[Collected data]
○ ○ ○ ○
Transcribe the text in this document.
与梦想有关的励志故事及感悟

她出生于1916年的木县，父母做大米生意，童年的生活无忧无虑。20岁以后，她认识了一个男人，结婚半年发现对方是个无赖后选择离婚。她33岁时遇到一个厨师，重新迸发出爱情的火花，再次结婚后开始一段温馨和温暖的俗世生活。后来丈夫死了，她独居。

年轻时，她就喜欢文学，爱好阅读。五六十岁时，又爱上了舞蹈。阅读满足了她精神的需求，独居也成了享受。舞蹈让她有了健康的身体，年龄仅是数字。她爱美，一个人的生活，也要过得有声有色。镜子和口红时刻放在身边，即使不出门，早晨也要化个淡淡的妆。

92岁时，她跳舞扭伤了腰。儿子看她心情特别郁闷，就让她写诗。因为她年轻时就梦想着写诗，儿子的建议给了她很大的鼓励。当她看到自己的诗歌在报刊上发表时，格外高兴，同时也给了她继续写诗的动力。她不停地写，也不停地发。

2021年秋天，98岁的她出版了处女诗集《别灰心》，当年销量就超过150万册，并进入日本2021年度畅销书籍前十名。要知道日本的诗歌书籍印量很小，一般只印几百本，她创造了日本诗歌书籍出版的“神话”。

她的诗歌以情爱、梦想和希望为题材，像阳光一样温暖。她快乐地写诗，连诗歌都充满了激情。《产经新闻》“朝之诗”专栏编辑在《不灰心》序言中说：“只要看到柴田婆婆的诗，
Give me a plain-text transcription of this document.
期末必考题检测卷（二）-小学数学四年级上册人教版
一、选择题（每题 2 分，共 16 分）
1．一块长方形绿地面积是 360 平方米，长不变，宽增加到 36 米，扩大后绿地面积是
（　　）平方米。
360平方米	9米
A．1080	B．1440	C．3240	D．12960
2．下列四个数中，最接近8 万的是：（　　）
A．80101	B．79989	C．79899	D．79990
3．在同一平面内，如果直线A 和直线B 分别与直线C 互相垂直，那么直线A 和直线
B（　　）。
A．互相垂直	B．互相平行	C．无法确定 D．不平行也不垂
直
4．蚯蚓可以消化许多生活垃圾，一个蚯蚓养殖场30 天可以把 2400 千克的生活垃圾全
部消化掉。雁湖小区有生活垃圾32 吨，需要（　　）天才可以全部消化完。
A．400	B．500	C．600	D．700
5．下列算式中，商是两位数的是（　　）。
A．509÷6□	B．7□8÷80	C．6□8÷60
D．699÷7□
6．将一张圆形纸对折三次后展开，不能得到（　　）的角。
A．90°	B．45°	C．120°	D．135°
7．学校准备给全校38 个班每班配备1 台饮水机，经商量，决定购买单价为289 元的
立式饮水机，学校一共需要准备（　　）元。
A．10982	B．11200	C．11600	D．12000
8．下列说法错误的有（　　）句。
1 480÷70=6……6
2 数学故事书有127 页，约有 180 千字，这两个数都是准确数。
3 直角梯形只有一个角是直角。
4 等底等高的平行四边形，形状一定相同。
○ ○ ○ ○
▸ Direction
Take the line that contains "Give me a plain-text" and every line after it through the end of the listing above, and repeat them exactly.

▸ Complete response
Give me a plain-text transcription of this document.
期末必考题检测卷（二）-小学数学四年级上册人教版
一、选择题（每题 2 分，共 16 分）
1．一块长方形绿地面积是 360 平方米，长不变，宽增加到 36 米，扩大后绿地面积是
（　　）平方米。
360平方米	9米
A．1080	B．1440	C．3240	D．12960
2．下列四个数中，最接近8 万的是：（　　）
A．80101	B．79989	C．79899	D．79990
3．在同一平面内，如果直线A 和直线B 分别与直线C 互相垂直，那么直线A 和直线
B（　　）。
A．互相垂直	B．互相平行	C．无法确定 D．不平行也不垂
直
4．蚯蚓可以消化许多生活垃圾，一个蚯蚓养殖场30 天可以把 2400 千克的生活垃圾全
部消化掉。雁湖小区有生活垃圾32 吨，需要（　　）天才可以全部消化完。
A．400	B．500	C．600	D．700
5．下列算式中，商是两位数的是（　　）。
A．509÷6□	B．7□8÷80	C．6□8÷60
D．699÷7□
6．将一张圆形纸对折三次后展开，不能得到（　　）的角。
A．90°	B．45°	C．120°	D．135°
7．学校准备给全校38 个班每班配备1 台饮水机，经商量，决定购买单价为289 元的
立式饮水机，学校一共需要准备（　　）元。
A．10982	B．11200	C．11600	D．12000
8．下列说法错误的有（　　）句。
1 480÷70=6……6
2 数学故事书有127 页，约有 180 千字，这两个数都是准确数。
3 直角梯形只有一个角是直角。
4 等底等高的平行四边形，形状一定相同。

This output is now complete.